• **TASK BRIEF**
List the lines of this listing that hold the word "strength".

(Saved data entries)
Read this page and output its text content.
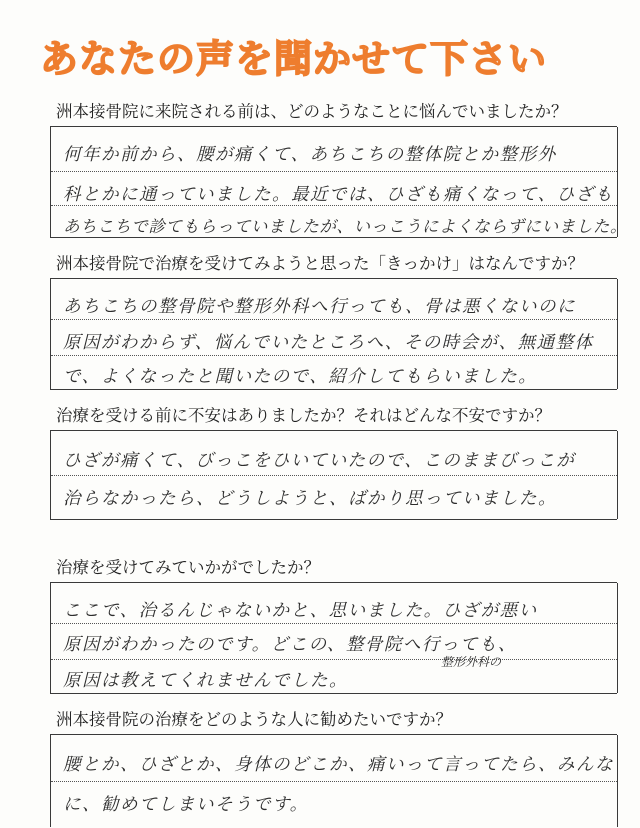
あなたの声を聞かせて下さい
洲本接骨院に来院される前は、どのようなことに悩んでいましたか？
何年か前から、腰が痛くて、あちこちの整体院とか整形外
科とかに通っていました。最近では、ひざも痛くなって、ひざも
あちこちで診てもらっていましたが、いっこうによくならずにいました。
洲本接骨院で治療を受けてみようと思った「きっかけ」はなんですか？
あちこちの整骨院や整形外科へ行っても、骨は悪くないのに
原因がわからず、悩んでいたところへ、その時会が、無通整体
で、よくなったと聞いたので、紹介してもらいました。
治療を受ける前に不安はありましたか？それはどんな不安ですか？
ひざが痛くて、びっこをひいていたので、このままびっこが
治らなかったら、どうしようと、ばかり思っていました。
治療を受けてみていかがでしたか？
ここで、治るんじゃないかと、思いました。ひざが悪い
原因がわかったのです。どこの、整骨院へ行っても、
原因は教えてくれませんでした。
整形外科の
洲本接骨院の治療をどのような人に勧めたいですか？
腰とか、ひざとか、身体のどこか、痛いって言ってたら、みんな
に、勧めてしまいそうです。
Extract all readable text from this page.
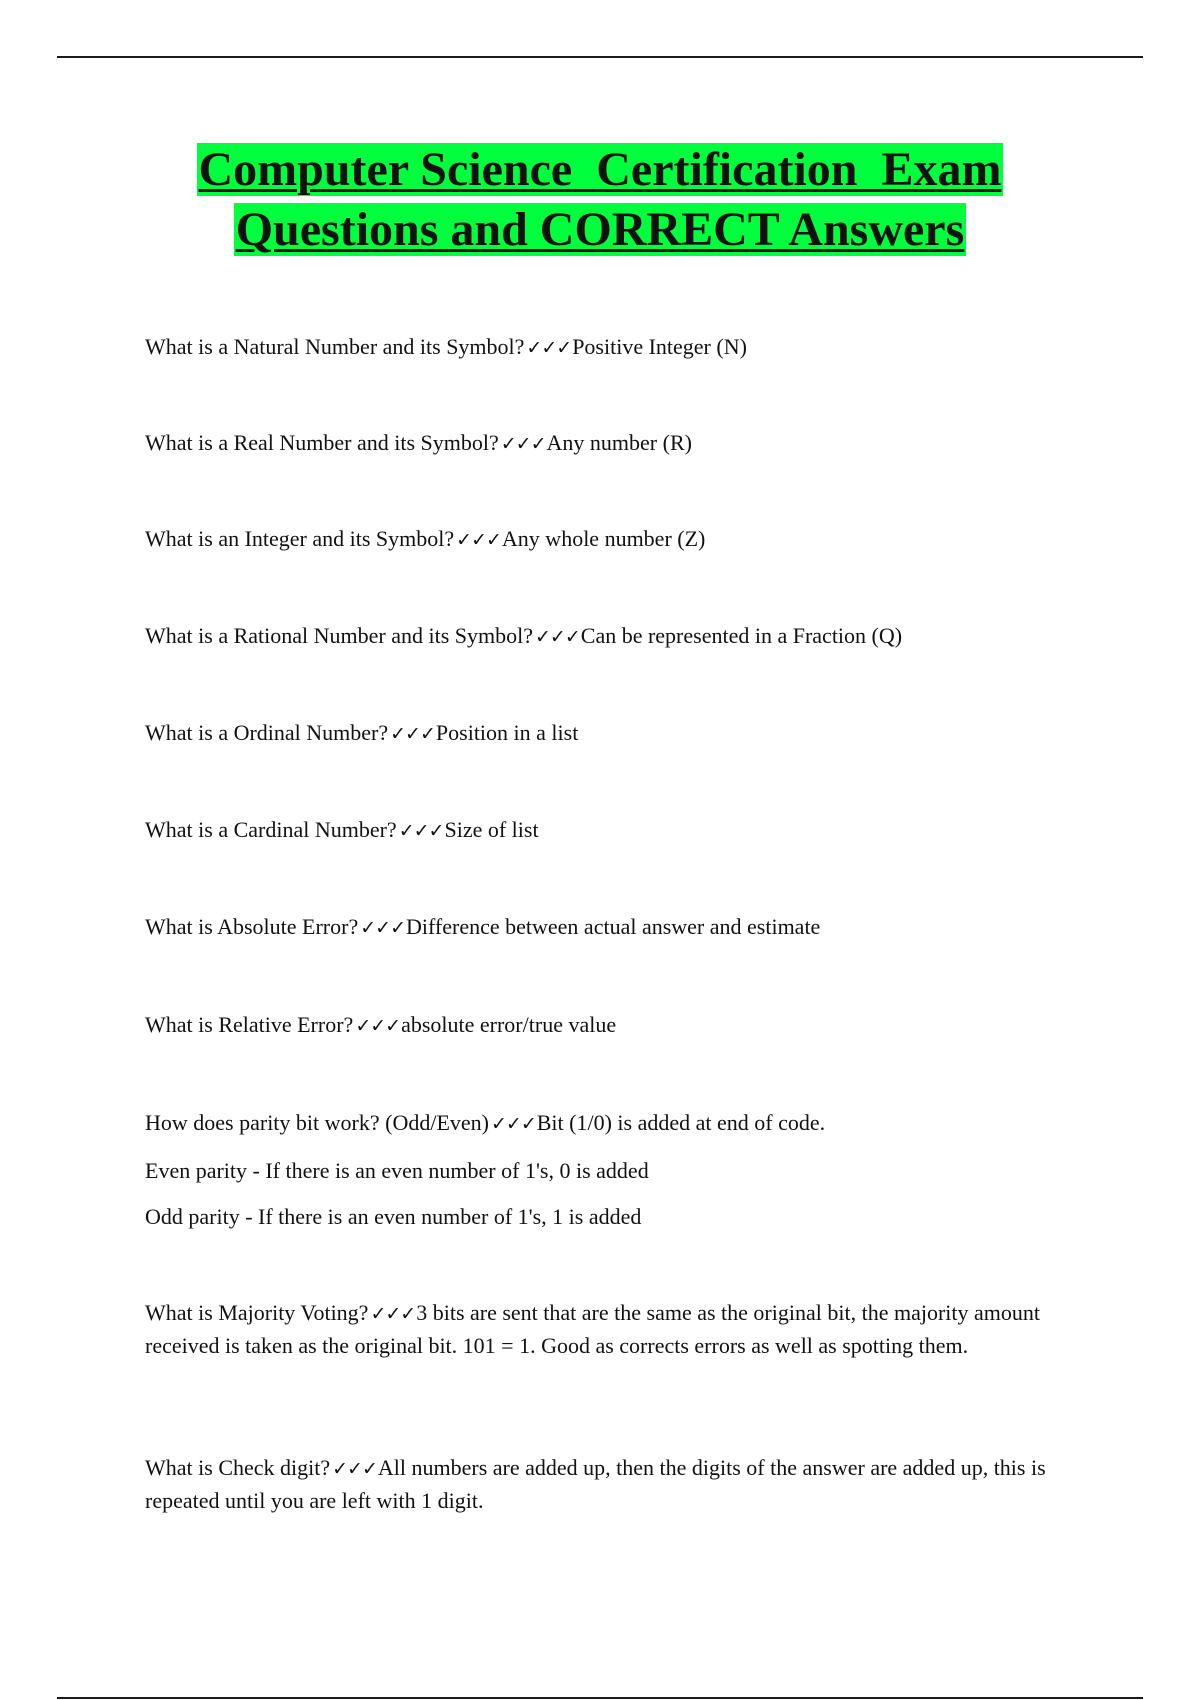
Computer Science  Certification  Exam
Questions and CORRECT Answers

What is a Natural Number and its Symbol? ✓✓✓Positive Integer (N)

What is a Real Number and its Symbol? ✓✓✓Any number (R)

What is an Integer and its Symbol? ✓✓✓Any whole number (Z)

What is a Rational Number and its Symbol? ✓✓✓Can be represented in a Fraction (Q)

What is a Ordinal Number? ✓✓✓Position in a list

What is a Cardinal Number? ✓✓✓Size of list

What is Absolute Error? ✓✓✓Difference between actual answer and estimate

What is Relative Error? ✓✓✓absolute error/true value

How does parity bit work? (Odd/Even) ✓✓✓Bit (1/0) is added at end of code.

Even parity - If there is an even number of 1's, 0 is added

Odd parity - If there is an even number of 1's, 1 is added

What is Majority Voting? ✓✓✓3 bits are sent that are the same as the original bit, the majority amount received is taken as the original bit. 101 = 1. Good as corrects errors as well as spotting them.

What is Check digit? ✓✓✓All numbers are added up, then the digits of the answer are added up, this is repeated until you are left with 1 digit.
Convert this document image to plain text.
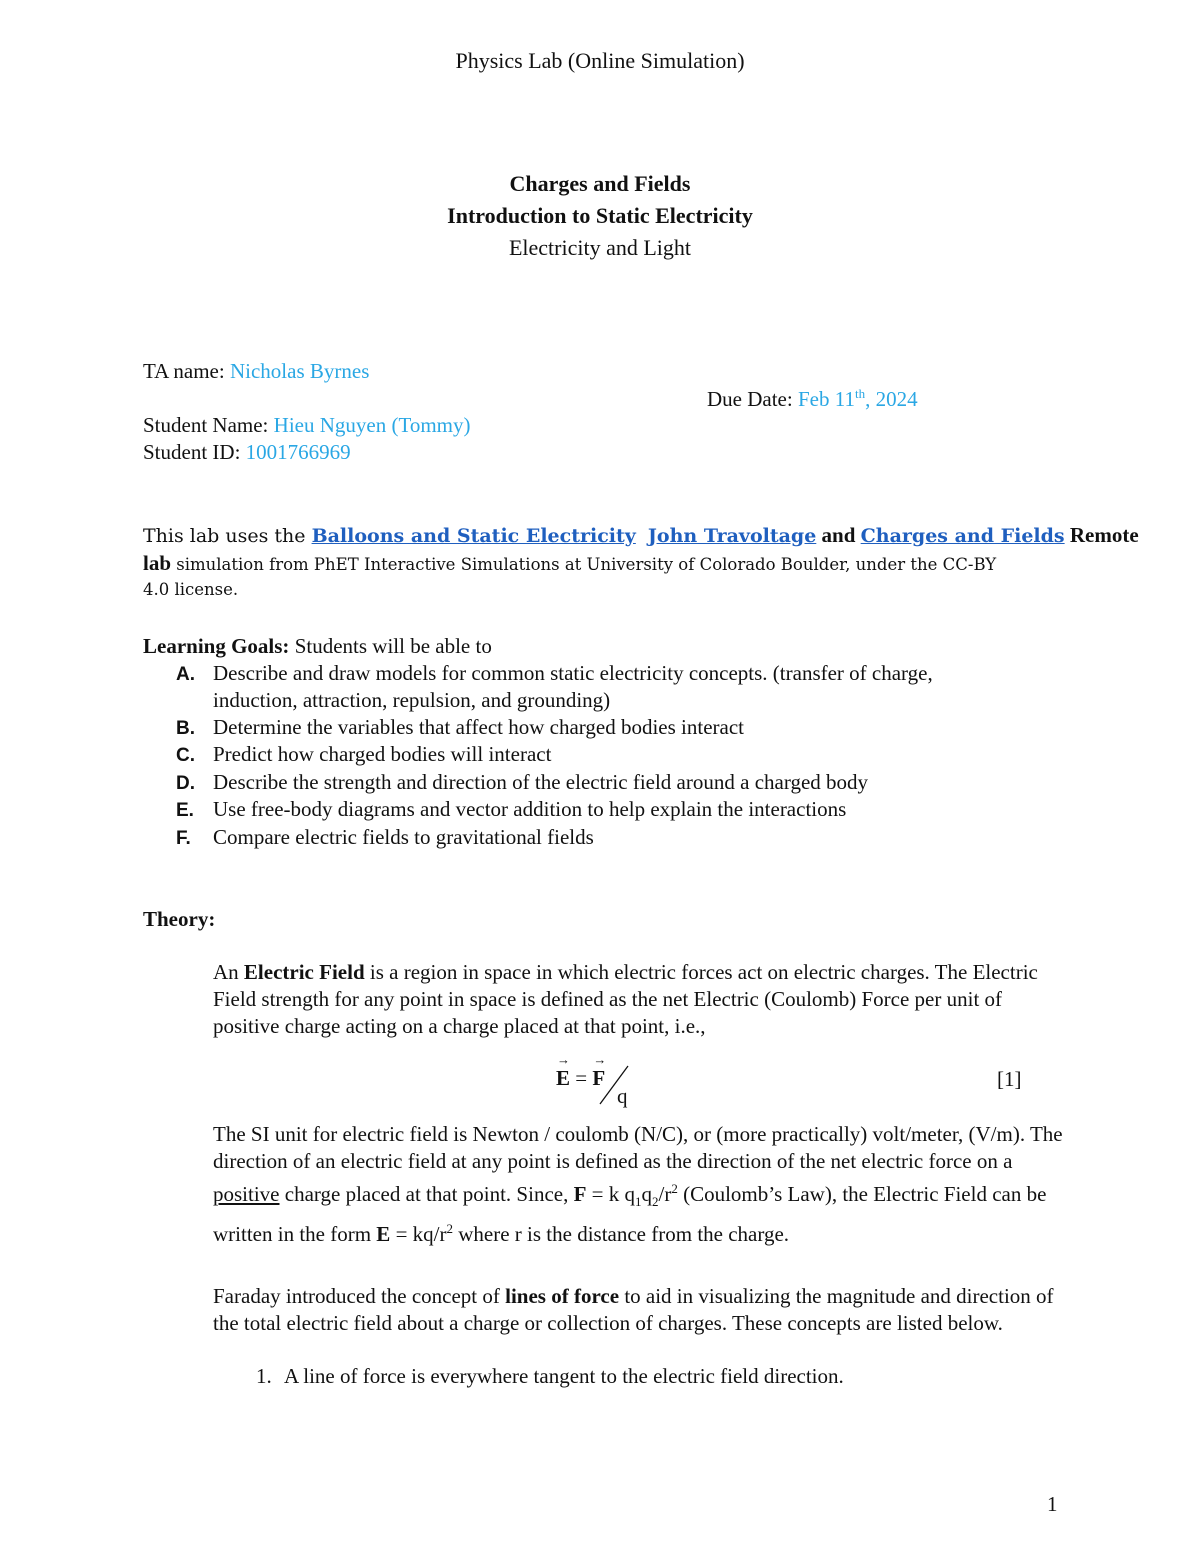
Physics Lab (Online Simulation)
Charges and Fields
Introduction to Static Electricity
Electricity and Light
TA name: Nicholas Byrnes
Due Date: Feb 11th, 2024
Student Name: Hieu Nguyen (Tommy)
Student ID: 1001766969
This lab uses the Balloons and Static Electricity John Travoltage and Charges and Fields Remote
lab simulation from PhET Interactive Simulations at University of Colorado Boulder, under the CC-BY
4.0 license.
Learning Goals: Students will be able to
A. Describe and draw models for common static electricity concepts. (transfer of charge,
induction, attraction, repulsion, and grounding)
B. Determine the variables that affect how charged bodies interact
C. Predict how charged bodies will interact
D. Describe the strength and direction of the electric field around a charged body
E. Use free-body diagrams and vector addition to help explain the interactions
F. Compare electric fields to gravitational fields
Theory:
An Electric Field is a region in space in which electric forces act on electric charges. The Electric Field strength for any point in space is defined as the net Electric (Coulomb) Force per unit of positive charge acting on a charge placed at that point, i.e.,
→ E = → F
q
[1]
The SI unit for electric field is Newton / coulomb (N/C), or (more practically) volt/meter, (V/m). The direction of an electric field at any point is defined as the direction of the net electric force on a positive charge placed at that point. Since, F = k $q_1q_2/r^2$ (Coulomb’s Law), the Electric Field can be written in the form $E = kq/r^2$ where r is the distance from the charge.
Faraday introduced the concept of lines of force to aid in visualizing the magnitude and direction of the total electric field about a charge or collection of charges. These concepts are listed below.
1. A line of force is everywhere tangent to the electric field direction.
1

• **SOLUTION TO THIS TASK**
D. Describe the strength and direction of the electric field around a charged body
An Electric Field is a region in space in which electric forces act on electric charges. The Electric Field strength for any point in space is defined as the net Electric (Coulomb) Force per unit of positive charge acting on a charge placed at that point, i.e.,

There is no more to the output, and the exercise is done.